* _What you need to do_: Make an exact copy of all the material below, apart from the pictures.

* _Task inputs_:
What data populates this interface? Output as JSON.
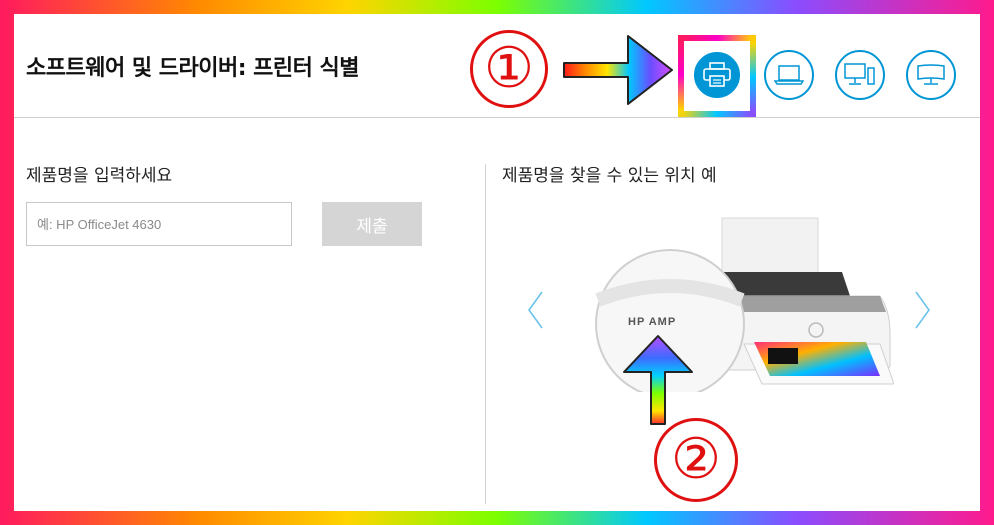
{
  "header": {
    "title": "소프트웨어 및 드라이버: 프린터 식별",
    "device_options": [
      {
        "name": "printer",
        "icon": "printer-icon",
        "selected": true
      },
      {
        "name": "laptop",
        "icon": "laptop-icon",
        "selected": false
      },
      {
        "name": "desktop",
        "icon": "desktop-icon",
        "selected": false
      },
      {
        "name": "monitor",
        "icon": "monitor-icon",
        "selected": false
      }
    ]
  },
  "annotations": {
    "step1": "①",
    "step2": "②"
  },
  "form": {
    "label": "제품명을 입력하세요",
    "placeholder": "예: HP OfficeJet 4630",
    "value": "",
    "submit_label": "제출"
  },
  "example": {
    "label": "제품명을 찾을 수 있는 위치 예",
    "zoom_text": "HP AMP",
    "image": "printer-example-image"
  },
  "colors": {
    "accent": "#0096d6",
    "annotation_red": "#e01010",
    "submit_disabled": "#d5d5d5"
  }
}
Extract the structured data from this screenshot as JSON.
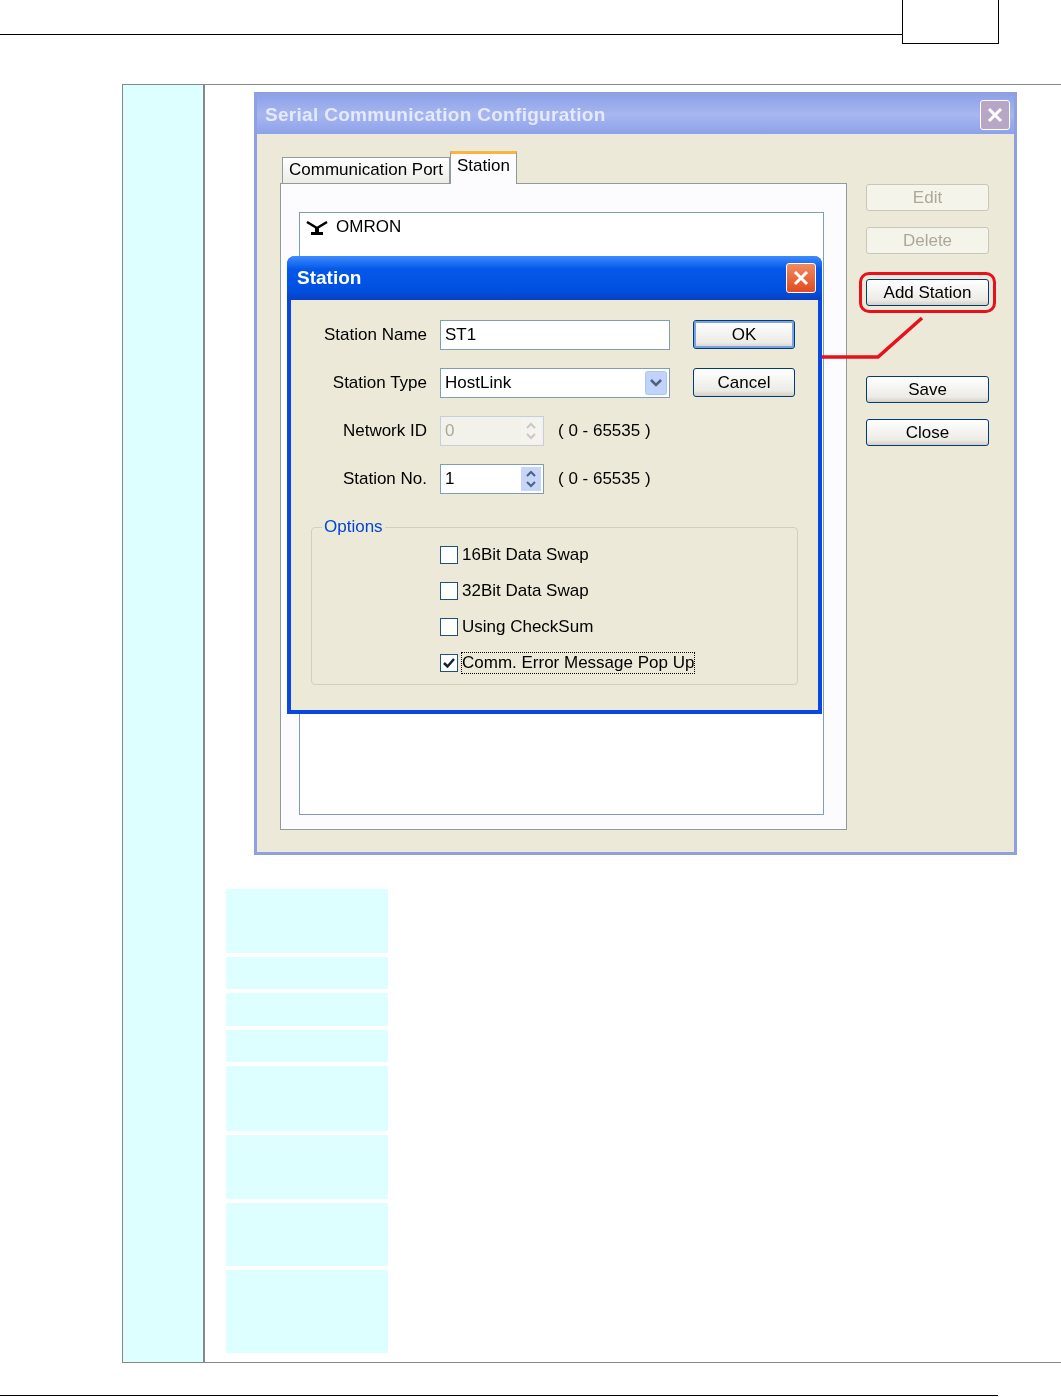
{
  "window": {
    "title": "Serial Communication Configuration",
    "active": false
  },
  "tabs": [
    {
      "label": "Communication Port",
      "selected": false
    },
    {
      "label": "Station",
      "selected": true
    }
  ],
  "station_list": [
    {
      "label": "OMRON"
    }
  ],
  "side_buttons": [
    {
      "label": "Edit",
      "disabled": true,
      "annotated": false
    },
    {
      "label": "Delete",
      "disabled": true,
      "annotated": false
    },
    {
      "label": "Add Station",
      "disabled": false,
      "annotated": true
    },
    {
      "label": "Save",
      "disabled": false,
      "annotated": false
    },
    {
      "label": "Close",
      "disabled": false,
      "annotated": false
    }
  ],
  "dialog": {
    "title": "Station",
    "fields": [
      {
        "kind": "text",
        "label": "Station Name",
        "value": "ST1"
      },
      {
        "kind": "select",
        "label": "Station Type",
        "value": "HostLink"
      },
      {
        "kind": "spin",
        "label": "Network ID",
        "value": "0",
        "disabled": true,
        "range": "( 0 - 65535 )"
      },
      {
        "kind": "spin",
        "label": "Station No.",
        "value": "1",
        "disabled": false,
        "range": "( 0 - 65535 )"
      }
    ],
    "buttons": [
      {
        "label": "OK",
        "default": true
      },
      {
        "label": "Cancel",
        "default": false
      }
    ],
    "options": {
      "title": "Options",
      "items": [
        {
          "label": "16Bit Data Swap",
          "checked": false,
          "focused": false
        },
        {
          "label": "32Bit Data Swap",
          "checked": false,
          "focused": false
        },
        {
          "label": "Using CheckSum",
          "checked": false,
          "focused": false
        },
        {
          "label": "Comm. Error Message Pop Up",
          "checked": true,
          "focused": true
        }
      ]
    }
  }
}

* _Result of the task_:
What data populates this interface? Output as JSON.
{
  "header": {
    "title": "소프트웨어 및 드라이버: 프린터 식별",
    "device_options": [
      {
        "name": "printer",
        "icon": "printer-icon",
        "selected": true
      },
      {
        "name": "laptop",
        "icon": "laptop-icon",
        "selected": false
      },
      {
        "name": "desktop",
        "icon": "desktop-icon",
        "selected": false
      },
      {
        "name": "monitor",
        "icon": "monitor-icon",
        "selected": false
      }
    ]
  },
  "annotations": {
    "step1": "①",
    "step2": "②"
  },
  "form": {
    "label": "제품명을 입력하세요",
    "placeholder": "예: HP OfficeJet 4630",
    "value": "",
    "submit_label": "제출"
  },
  "example": {
    "label": "제품명을 찾을 수 있는 위치 예",
    "zoom_text": "HP AMP",
    "image": "printer-example-image"
  },
  "colors": {
    "accent": "#0096d6",
    "annotation_red": "#e01010",
    "submit_disabled": "#d5d5d5"
  }
}
Extract the structured data from this screenshot as JSON.
{
  "window": {
    "title": "Serial Communication Configuration",
    "active": false
  },
  "tabs": [
    {
      "label": "Communication Port",
      "selected": false
    },
    {
      "label": "Station",
      "selected": true
    }
  ],
  "station_list": [
    {
      "label": "OMRON"
    }
  ],
  "side_buttons": [
    {
      "label": "Edit",
      "disabled": true,
      "annotated": false
    },
    {
      "label": "Delete",
      "disabled": true,
      "annotated": false
    },
    {
      "label": "Add Station",
      "disabled": false,
      "annotated": true
    },
    {
      "label": "Save",
      "disabled": false,
      "annotated": false
    },
    {
      "label": "Close",
      "disabled": false,
      "annotated": false
    }
  ],
  "dialog": {
    "title": "Station",
    "fields": [
      {
        "kind": "text",
        "label": "Station Name",
        "value": "ST1"
      },
      {
        "kind": "select",
        "label": "Station Type",
        "value": "HostLink"
      },
      {
        "kind": "spin",
        "label": "Network ID",
        "value": "0",
        "disabled": true,
        "range": "( 0 - 65535 )"
      },
      {
        "kind": "spin",
        "label": "Station No.",
        "value": "1",
        "disabled": false,
        "range": "( 0 - 65535 )"
      }
    ],
    "buttons": [
      {
        "label": "OK",
        "default": true
      },
      {
        "label": "Cancel",
        "default": false
      }
    ],
    "options": {
      "title": "Options",
      "items": [
        {
          "label": "16Bit Data Swap",
          "checked": false,
          "focused": false
        },
        {
          "label": "32Bit Data Swap",
          "checked": false,
          "focused": false
        },
        {
          "label": "Using CheckSum",
          "checked": false,
          "focused": false
        },
        {
          "label": "Comm. Error Message Pop Up",
          "checked": true,
          "focused": true
        }
      ]
    }
  }
}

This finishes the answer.